Data tied to figure images
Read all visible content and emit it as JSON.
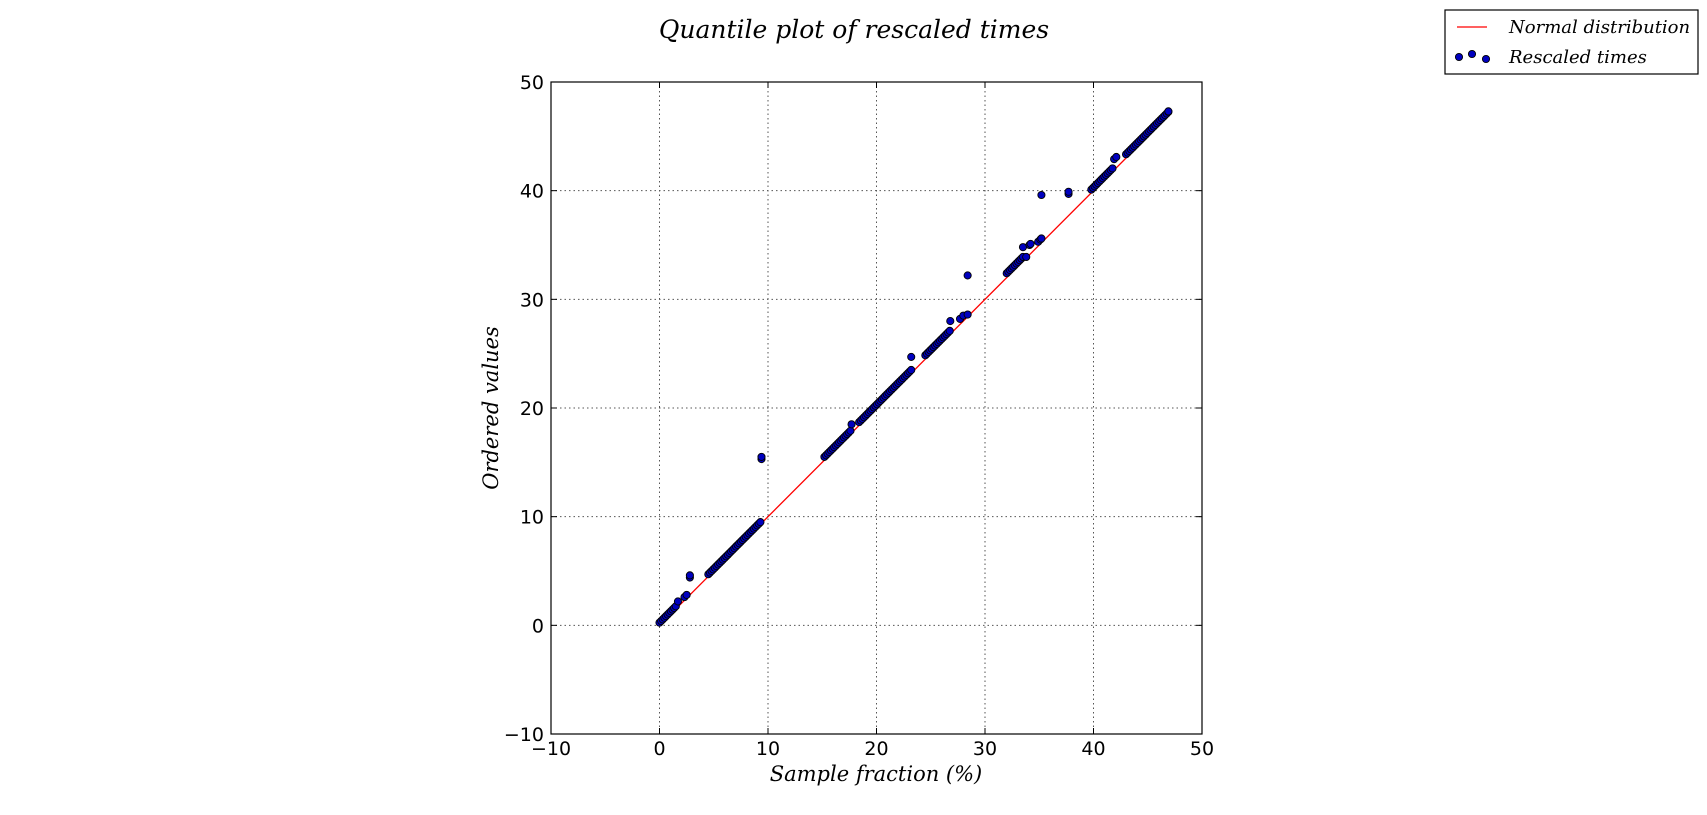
{
  "chart_data": {
    "type": "scatter",
    "title": "Quantile plot of rescaled times",
    "xlabel": "Sample fraction (%)",
    "ylabel": "Ordered values",
    "xlim": [
      -10,
      50
    ],
    "ylim": [
      -10,
      50
    ],
    "x_ticks": [
      "−10",
      "0",
      "10",
      "20",
      "30",
      "40",
      "50"
    ],
    "y_ticks": [
      "−10",
      "0",
      "10",
      "20",
      "30",
      "40",
      "50"
    ],
    "x_tick_values": [
      -10,
      0,
      10,
      20,
      30,
      40,
      50
    ],
    "y_tick_values": [
      -10,
      0,
      10,
      20,
      30,
      40,
      50
    ],
    "grid": true,
    "legend_position": "top-right, outside plot",
    "colors": {
      "line": "#ff0000",
      "marker_fill": "#0000bf",
      "marker_edge": "#000000",
      "grid": "#555555"
    },
    "series": [
      {
        "name": "Normal distribution",
        "type": "line",
        "x": [
          0,
          47
        ],
        "y": [
          0,
          47
        ]
      },
      {
        "name": "Rescaled times",
        "type": "scatter",
        "segments": [
          {
            "x_start": 0.0,
            "x_end": 1.5,
            "offset": 0.25
          },
          {
            "x_start": 4.5,
            "x_end": 9.4,
            "offset": 0.2
          },
          {
            "x_start": 15.2,
            "x_end": 17.6,
            "offset": 0.3
          },
          {
            "x_start": 18.4,
            "x_end": 23.2,
            "offset": 0.3
          },
          {
            "x_start": 24.5,
            "x_end": 26.8,
            "offset": 0.35
          },
          {
            "x_start": 32.0,
            "x_end": 33.5,
            "offset": 0.4
          },
          {
            "x_start": 39.8,
            "x_end": 41.8,
            "offset": 0.3
          },
          {
            "x_start": 43.0,
            "x_end": 47.0,
            "offset": 0.35
          }
        ],
        "extra_points": [
          {
            "x": 1.7,
            "y": 2.2
          },
          {
            "x": 2.3,
            "y": 2.6
          },
          {
            "x": 2.5,
            "y": 2.8
          },
          {
            "x": 2.8,
            "y": 4.4
          },
          {
            "x": 2.8,
            "y": 4.6
          },
          {
            "x": 9.4,
            "y": 15.3
          },
          {
            "x": 9.4,
            "y": 15.5
          },
          {
            "x": 17.7,
            "y": 18.5
          },
          {
            "x": 23.2,
            "y": 24.7
          },
          {
            "x": 26.8,
            "y": 28.0
          },
          {
            "x": 27.7,
            "y": 28.2
          },
          {
            "x": 28.0,
            "y": 28.5
          },
          {
            "x": 28.4,
            "y": 28.6
          },
          {
            "x": 28.4,
            "y": 32.2
          },
          {
            "x": 33.5,
            "y": 34.8
          },
          {
            "x": 33.8,
            "y": 33.9
          },
          {
            "x": 34.1,
            "y": 35.0
          },
          {
            "x": 34.2,
            "y": 35.1
          },
          {
            "x": 34.9,
            "y": 35.3
          },
          {
            "x": 35.1,
            "y": 35.5
          },
          {
            "x": 35.2,
            "y": 35.6
          },
          {
            "x": 35.2,
            "y": 39.6
          },
          {
            "x": 37.7,
            "y": 39.7
          },
          {
            "x": 37.7,
            "y": 39.9
          },
          {
            "x": 41.9,
            "y": 42.9
          },
          {
            "x": 42.1,
            "y": 43.1
          },
          {
            "x": 46.9,
            "y": 47.3
          }
        ]
      }
    ]
  }
}
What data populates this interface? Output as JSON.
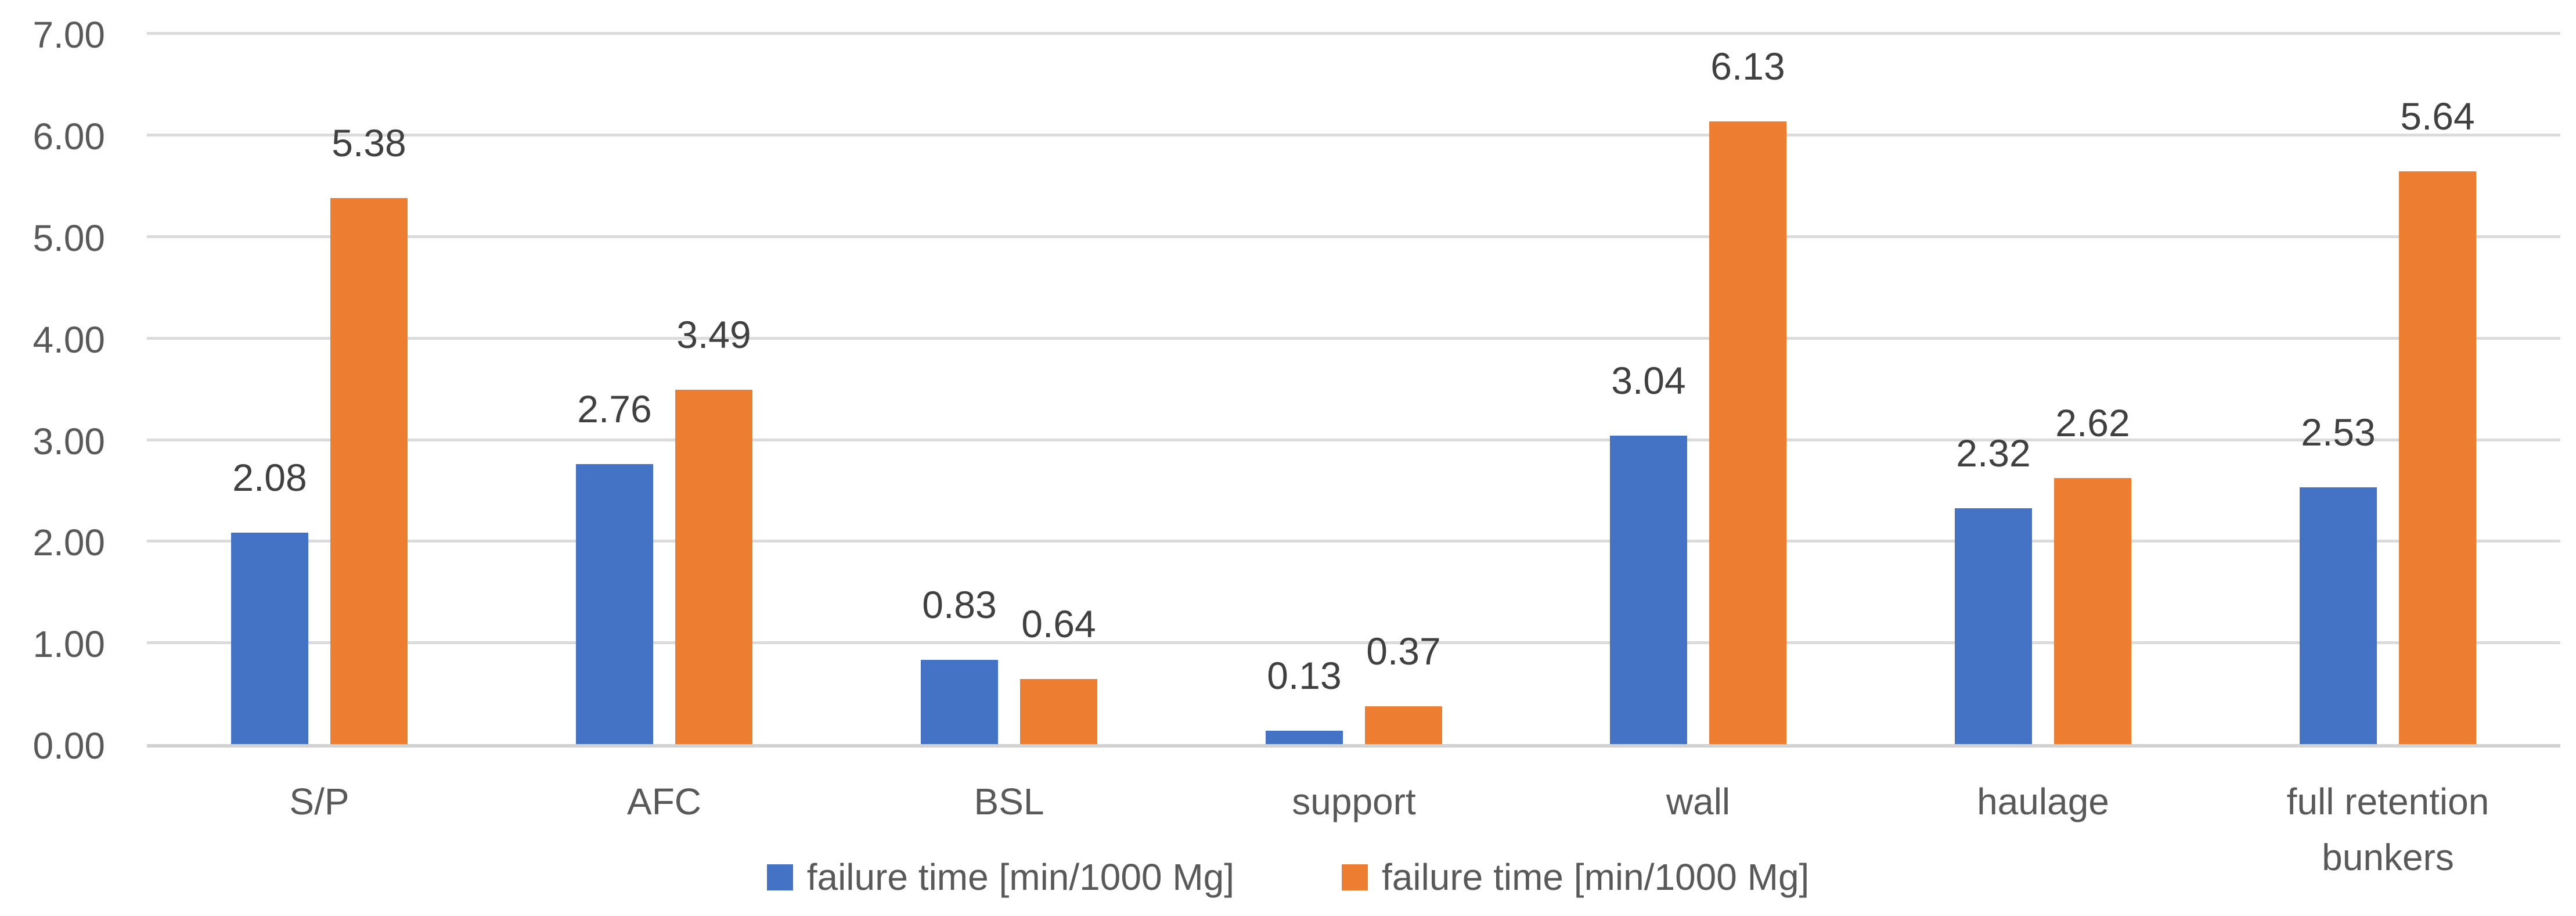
{
  "chart_data": {
    "type": "bar",
    "title": "",
    "categories": [
      "S/P",
      "AFC",
      "BSL",
      "support",
      "wall",
      "haulage",
      "full retention bunkers"
    ],
    "series": [
      {
        "name": "failure time [min/1000 Mg]",
        "color": "#4472C4",
        "values": [
          2.08,
          2.76,
          0.83,
          0.13,
          3.04,
          2.32,
          2.53
        ]
      },
      {
        "name": "failure time [min/1000 Mg]",
        "color": "#ED7D31",
        "values": [
          5.38,
          3.49,
          0.64,
          0.37,
          6.13,
          2.62,
          5.64
        ]
      }
    ],
    "y_axis": {
      "min": 0,
      "max": 7,
      "step": 1,
      "tick_labels": [
        "0.00",
        "1.00",
        "2.00",
        "3.00",
        "4.00",
        "5.00",
        "6.00",
        "7.00"
      ]
    },
    "data_labels": true,
    "value_format_decimals": 2,
    "grid": true,
    "legend_position": "bottom"
  },
  "colors": {
    "series1": "#4472C4",
    "series2": "#ED7D31",
    "gridline": "#dbdbdb",
    "axis_line": "#d2d2d2",
    "tick_text": "#595959",
    "label_text": "#404040",
    "background": "#ffffff"
  }
}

__Work required__. Lines from the records above that hold "times" are the ones to list.

__Correct output__.
    "title": "Quantile plot of rescaled times",
        "name": "Rescaled times",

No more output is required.